> [Requirement]: Reproduce each line from the records that holds "pairs".
Input records below:
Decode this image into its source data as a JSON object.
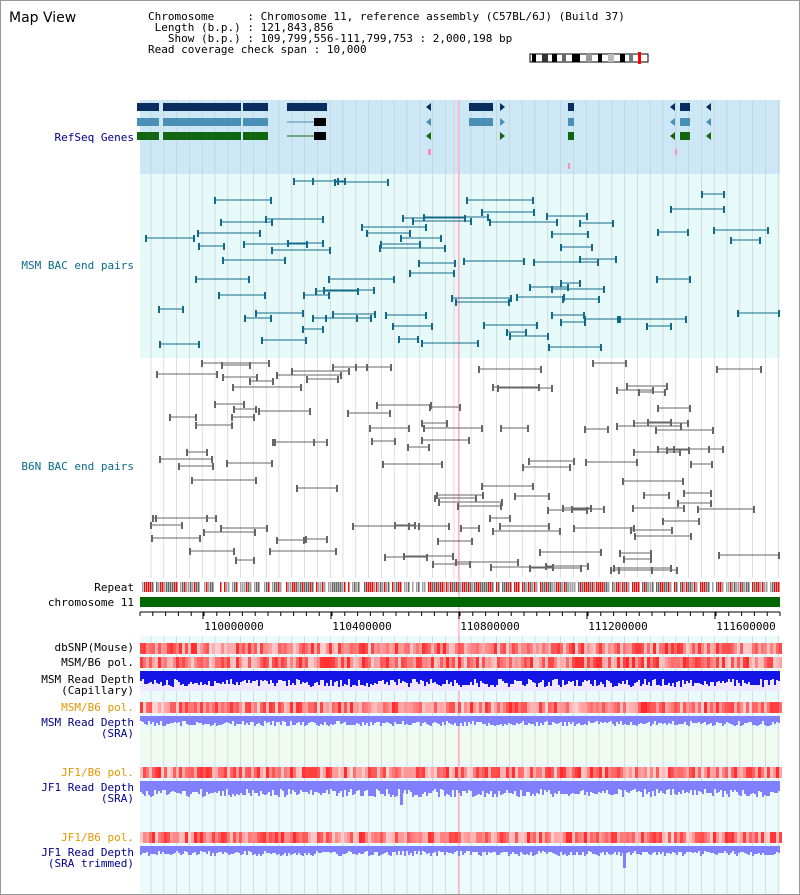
{
  "page": {
    "title": "Map View",
    "info": {
      "chromosome_key": "Chromosome",
      "chromosome_val": "Chromosome 11, reference assembly (C57BL/6J) (Build 37)",
      "length_key": "Length (b.p.)",
      "length_val": "121,843,856",
      "show_key": "Show (b.p.)",
      "show_val": "109,799,556-111,799,753 : 2,000,198 bp",
      "span_key": "Read coverage check span",
      "span_val": "10,000"
    }
  },
  "tracks": {
    "refseq": "RefSeq Genes",
    "msm_bac": "MSM BAC end pairs",
    "b6n_bac": "B6N BAC end pairs",
    "repeat": "Repeat",
    "chromosome": "chromosome 11",
    "dbsnp": "dbSNP(Mouse)",
    "msm_pol": "MSM/B6 pol.",
    "msm_depth_cap": "MSM Read Depth\n(Capillary)",
    "msm_pol2": "MSM/B6 pol.",
    "msm_depth_sra": "MSM Read Depth\n(SRA)",
    "jf1_pol": "JF1/B6 pol.",
    "jf1_depth_sra": "JF1 Read Depth\n(SRA)",
    "jf1_pol2": "JF1/B6 pol.",
    "jf1_depth_trim": "JF1 Read Depth\n(SRA trimmed)"
  },
  "axis": {
    "ticks": [
      "110000000",
      "110400000",
      "110800000",
      "111200000",
      "111600000"
    ]
  },
  "colors": {
    "refseq_bg": "#cce8f6",
    "msm_bg": "#e6fafa",
    "grid": "#c8c8c8",
    "gene_dark": "#0a2d5f",
    "gene_mid": "#4a8fb6",
    "gene_green": "#116611",
    "msm_pair": "#116a8a",
    "b6n_pair": "#666666",
    "chromosome_bar": "#006600",
    "highlight": "#ffb6c8",
    "label_blue": "#00008b",
    "label_teal": "#0a6a8a",
    "label_orange": "#e69600",
    "label_black": "#000000",
    "polymorphism_red": "#ff2a2a",
    "depth_blue": "#1414e6",
    "depth_sra": "#8080ff"
  }
}
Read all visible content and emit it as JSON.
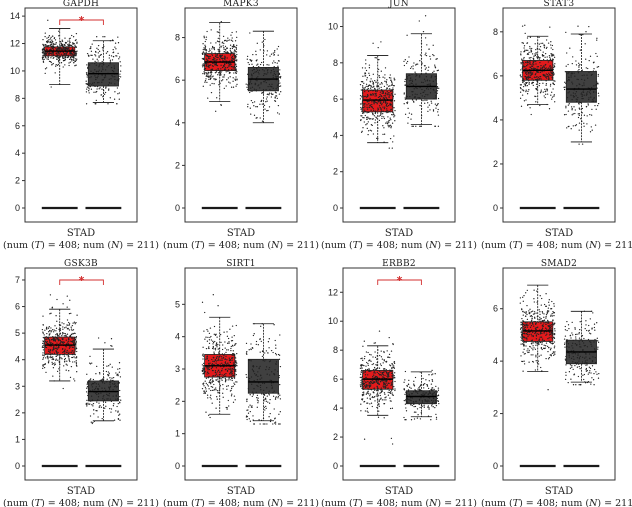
{
  "colors": {
    "tumor": "#e31a1c",
    "normal": "#404040",
    "signif": "#d32f2f",
    "points": "#222222"
  },
  "chart_data": [
    {
      "type": "box",
      "title": "GAPDH",
      "ylim": [
        0,
        14.3
      ],
      "yticks": [
        "0",
        "2",
        "4",
        "6",
        "8",
        "10",
        "12",
        "14"
      ],
      "significant": true,
      "significance_label": "*",
      "tumor": {
        "min": 9.0,
        "q1": 11.1,
        "median": 11.45,
        "q3": 11.75,
        "max": 13.1,
        "spread_min": 8.8,
        "spread_max": 14.0
      },
      "normal": {
        "min": 7.7,
        "q1": 8.9,
        "median": 9.8,
        "q3": 10.6,
        "max": 12.2,
        "spread_min": 7.6,
        "spread_max": 12.5
      },
      "xlabel": "STAD",
      "sublabel": [
        "(num (",
        "T",
        ") = 408; num (",
        "N",
        ") = 211)"
      ]
    },
    {
      "type": "box",
      "title": "MAPK3",
      "ylim": [
        0,
        9.2
      ],
      "yticks": [
        "0",
        "2",
        "4",
        "6",
        "8"
      ],
      "significant": false,
      "significance_label": "",
      "tumor": {
        "min": 5.0,
        "q1": 6.45,
        "median": 6.85,
        "q3": 7.25,
        "max": 8.7,
        "spread_min": 4.4,
        "spread_max": 9.0
      },
      "normal": {
        "min": 4.0,
        "q1": 5.5,
        "median": 6.05,
        "q3": 6.6,
        "max": 8.3,
        "spread_min": 3.9,
        "spread_max": 8.6
      },
      "xlabel": "STAD",
      "sublabel": [
        "(num (",
        "T",
        ") = 408; num (",
        "N",
        ") = 211)"
      ]
    },
    {
      "type": "box",
      "title": "JUN",
      "ylim": [
        0,
        10.8
      ],
      "yticks": [
        "0",
        "2",
        "4",
        "6",
        "8",
        "10"
      ],
      "significant": false,
      "significance_label": "",
      "tumor": {
        "min": 3.6,
        "q1": 5.3,
        "median": 5.95,
        "q3": 6.5,
        "max": 8.4,
        "spread_min": 3.3,
        "spread_max": 9.4
      },
      "normal": {
        "min": 4.6,
        "q1": 6.0,
        "median": 6.7,
        "q3": 7.4,
        "max": 9.6,
        "spread_min": 4.5,
        "spread_max": 10.6
      },
      "xlabel": "STAD",
      "sublabel": [
        "(num (",
        "T",
        ") = 408; num (",
        "N",
        ") = 211)"
      ]
    },
    {
      "type": "box",
      "title": "STAT3",
      "ylim": [
        0,
        8.9
      ],
      "yticks": [
        "0",
        "2",
        "4",
        "6",
        "8"
      ],
      "significant": false,
      "significance_label": "",
      "tumor": {
        "min": 4.7,
        "q1": 5.8,
        "median": 6.25,
        "q3": 6.7,
        "max": 7.8,
        "spread_min": 3.8,
        "spread_max": 8.5
      },
      "normal": {
        "min": 3.0,
        "q1": 4.8,
        "median": 5.4,
        "q3": 6.2,
        "max": 7.9,
        "spread_min": 2.9,
        "spread_max": 8.5
      },
      "xlabel": "STAD",
      "sublabel": [
        "(num (",
        "T",
        ") = 408; num (",
        "N",
        ") = 211)"
      ]
    },
    {
      "type": "box",
      "title": "GSK3B",
      "ylim": [
        0,
        7.3
      ],
      "yticks": [
        "0",
        "1",
        "2",
        "3",
        "4",
        "5",
        "6",
        "7"
      ],
      "significant": true,
      "significance_label": "*",
      "tumor": {
        "min": 3.2,
        "q1": 4.2,
        "median": 4.55,
        "q3": 4.85,
        "max": 5.9,
        "spread_min": 2.9,
        "spread_max": 6.6
      },
      "normal": {
        "min": 1.7,
        "q1": 2.45,
        "median": 2.8,
        "q3": 3.2,
        "max": 4.4,
        "spread_min": 1.6,
        "spread_max": 5.2
      },
      "xlabel": "STAD",
      "sublabel": [
        "(num (",
        "T",
        ") = 408; num (",
        "N",
        ") = 211)"
      ]
    },
    {
      "type": "box",
      "title": "SIRT1",
      "ylim": [
        0,
        6.0
      ],
      "yticks": [
        "0",
        "1",
        "2",
        "3",
        "4",
        "5"
      ],
      "significant": false,
      "significance_label": "",
      "tumor": {
        "min": 1.6,
        "q1": 2.75,
        "median": 3.1,
        "q3": 3.45,
        "max": 4.6,
        "spread_min": 1.5,
        "spread_max": 5.5
      },
      "normal": {
        "min": 1.4,
        "q1": 2.25,
        "median": 2.6,
        "q3": 3.3,
        "max": 4.4,
        "spread_min": 1.3,
        "spread_max": 4.4
      },
      "xlabel": "STAD",
      "sublabel": [
        "(num (",
        "T",
        ") = 408; num (",
        "N",
        ") = 211)"
      ]
    },
    {
      "type": "box",
      "title": "ERBB2",
      "ylim": [
        0,
        13.4
      ],
      "yticks": [
        "0",
        "2",
        "4",
        "6",
        "8",
        "10",
        "12"
      ],
      "significant": true,
      "significance_label": "*",
      "tumor": {
        "min": 3.5,
        "q1": 5.3,
        "median": 6.0,
        "q3": 6.6,
        "max": 8.3,
        "spread_min": 1.4,
        "spread_max": 13.0
      },
      "normal": {
        "min": 3.4,
        "q1": 4.3,
        "median": 4.8,
        "q3": 5.2,
        "max": 6.5,
        "spread_min": 3.2,
        "spread_max": 6.6
      },
      "xlabel": "STAD",
      "sublabel": [
        "(num (",
        "T",
        ") = 408; num (",
        "N",
        ") = 211)"
      ]
    },
    {
      "type": "box",
      "title": "SMAD2",
      "ylim": [
        0,
        7.4
      ],
      "yticks": [
        "0",
        "2",
        "4",
        "6"
      ],
      "significant": false,
      "significance_label": "",
      "tumor": {
        "min": 3.6,
        "q1": 4.75,
        "median": 5.15,
        "q3": 5.5,
        "max": 6.9,
        "spread_min": 2.8,
        "spread_max": 6.9
      },
      "normal": {
        "min": 3.2,
        "q1": 3.9,
        "median": 4.35,
        "q3": 4.8,
        "max": 5.9,
        "spread_min": 3.1,
        "spread_max": 5.9
      },
      "xlabel": "STAD",
      "sublabel": [
        "(num (",
        "T",
        ") = 408; num (",
        "N",
        ") = 211)"
      ]
    }
  ]
}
End of Input records.
> [Completed exercise]:
    "msm_bac": "MSM BAC end pairs",
    "b6n_bac": "B6N BAC end pairs",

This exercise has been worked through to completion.